Records from a collection:

-=-=-=-=-

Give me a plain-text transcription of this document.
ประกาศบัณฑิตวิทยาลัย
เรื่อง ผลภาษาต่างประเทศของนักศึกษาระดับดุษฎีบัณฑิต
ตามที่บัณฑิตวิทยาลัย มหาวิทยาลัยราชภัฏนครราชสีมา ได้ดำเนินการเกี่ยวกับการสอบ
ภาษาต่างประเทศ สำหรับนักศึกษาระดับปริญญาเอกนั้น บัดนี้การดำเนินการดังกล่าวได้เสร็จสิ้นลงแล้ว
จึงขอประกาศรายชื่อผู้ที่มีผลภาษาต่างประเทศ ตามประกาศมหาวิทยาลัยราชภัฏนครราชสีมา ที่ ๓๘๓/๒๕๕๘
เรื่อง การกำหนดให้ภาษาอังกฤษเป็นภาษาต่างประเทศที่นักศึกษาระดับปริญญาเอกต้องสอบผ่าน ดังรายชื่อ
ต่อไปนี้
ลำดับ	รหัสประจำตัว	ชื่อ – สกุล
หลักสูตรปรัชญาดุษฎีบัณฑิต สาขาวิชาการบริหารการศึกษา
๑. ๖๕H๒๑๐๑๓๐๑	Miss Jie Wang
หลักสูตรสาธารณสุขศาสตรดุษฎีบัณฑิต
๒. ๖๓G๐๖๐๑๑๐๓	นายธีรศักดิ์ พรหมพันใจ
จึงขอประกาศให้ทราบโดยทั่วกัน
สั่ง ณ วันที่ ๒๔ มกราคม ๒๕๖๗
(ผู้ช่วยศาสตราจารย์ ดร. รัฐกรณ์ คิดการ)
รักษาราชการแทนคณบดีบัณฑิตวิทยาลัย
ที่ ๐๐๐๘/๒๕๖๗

-=-=-=-=-

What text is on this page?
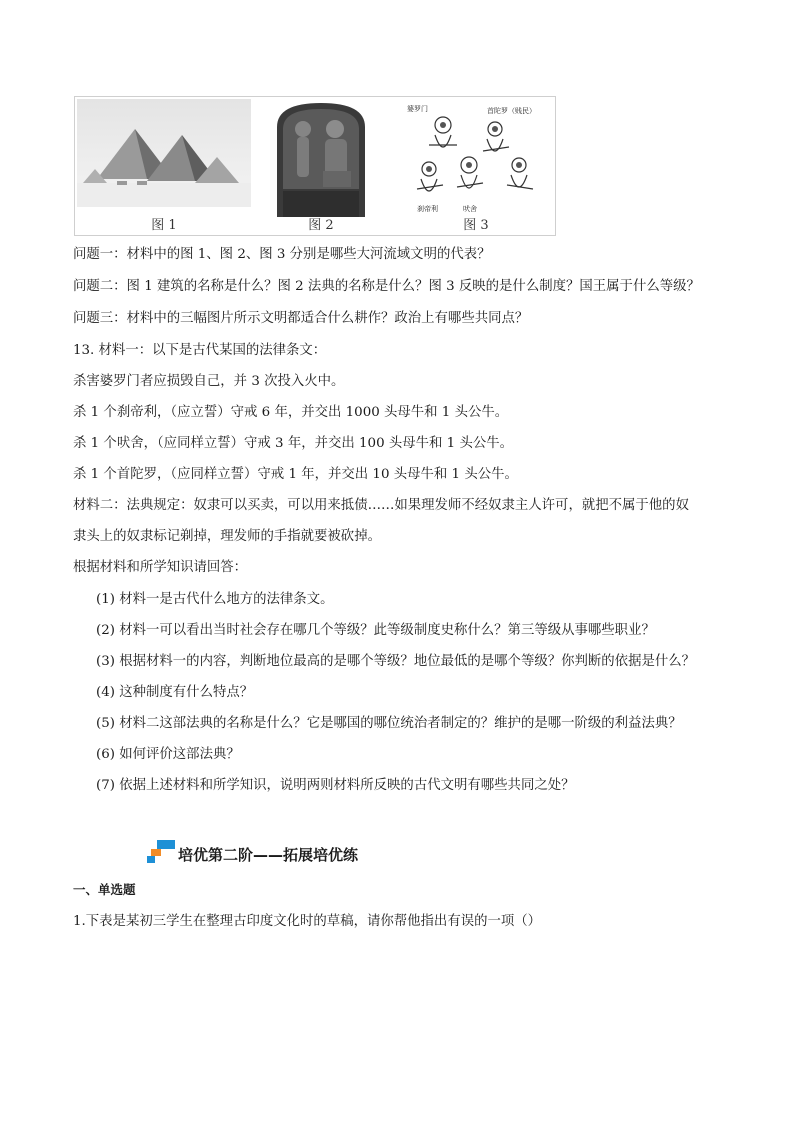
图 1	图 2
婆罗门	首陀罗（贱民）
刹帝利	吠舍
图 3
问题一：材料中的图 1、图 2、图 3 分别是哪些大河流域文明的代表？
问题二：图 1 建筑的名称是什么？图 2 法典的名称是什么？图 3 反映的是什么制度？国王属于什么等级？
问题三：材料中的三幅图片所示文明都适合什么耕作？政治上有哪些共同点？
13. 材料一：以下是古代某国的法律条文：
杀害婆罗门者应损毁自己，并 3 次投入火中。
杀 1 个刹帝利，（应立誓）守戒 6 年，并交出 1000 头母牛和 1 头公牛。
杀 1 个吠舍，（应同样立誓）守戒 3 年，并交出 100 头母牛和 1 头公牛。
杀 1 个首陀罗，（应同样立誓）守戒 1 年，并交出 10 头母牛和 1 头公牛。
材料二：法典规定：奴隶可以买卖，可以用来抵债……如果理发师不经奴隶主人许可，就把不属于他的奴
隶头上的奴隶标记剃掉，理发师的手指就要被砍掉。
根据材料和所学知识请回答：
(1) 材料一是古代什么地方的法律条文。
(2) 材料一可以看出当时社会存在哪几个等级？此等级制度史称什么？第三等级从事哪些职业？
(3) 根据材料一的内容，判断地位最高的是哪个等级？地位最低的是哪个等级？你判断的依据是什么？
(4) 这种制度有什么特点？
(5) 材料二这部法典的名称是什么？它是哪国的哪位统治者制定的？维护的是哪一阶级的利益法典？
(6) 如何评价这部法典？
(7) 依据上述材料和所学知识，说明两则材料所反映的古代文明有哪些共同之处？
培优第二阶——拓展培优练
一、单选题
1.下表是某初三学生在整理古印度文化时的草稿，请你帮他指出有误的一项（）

-=-=-=-=-

**To be done**
All lines in the data that contain the word "กษาระด" should be copied.

**Written answer**
เรื่อง ผลภาษาต่างประเทศของนักศึกษาระดับดุษฎีบัณฑิต
ภาษาต่างประเทศ สำหรับนักศึกษาระดับปริญญาเอกนั้น บัดนี้การดำเนินการดังกล่าวได้เสร็จสิ้นลงแล้ว
เรื่อง การกำหนดให้ภาษาอังกฤษเป็นภาษาต่างประเทศที่นักศึกษาระดับปริญญาเอกต้องสอบผ่าน ดังรายชื่อ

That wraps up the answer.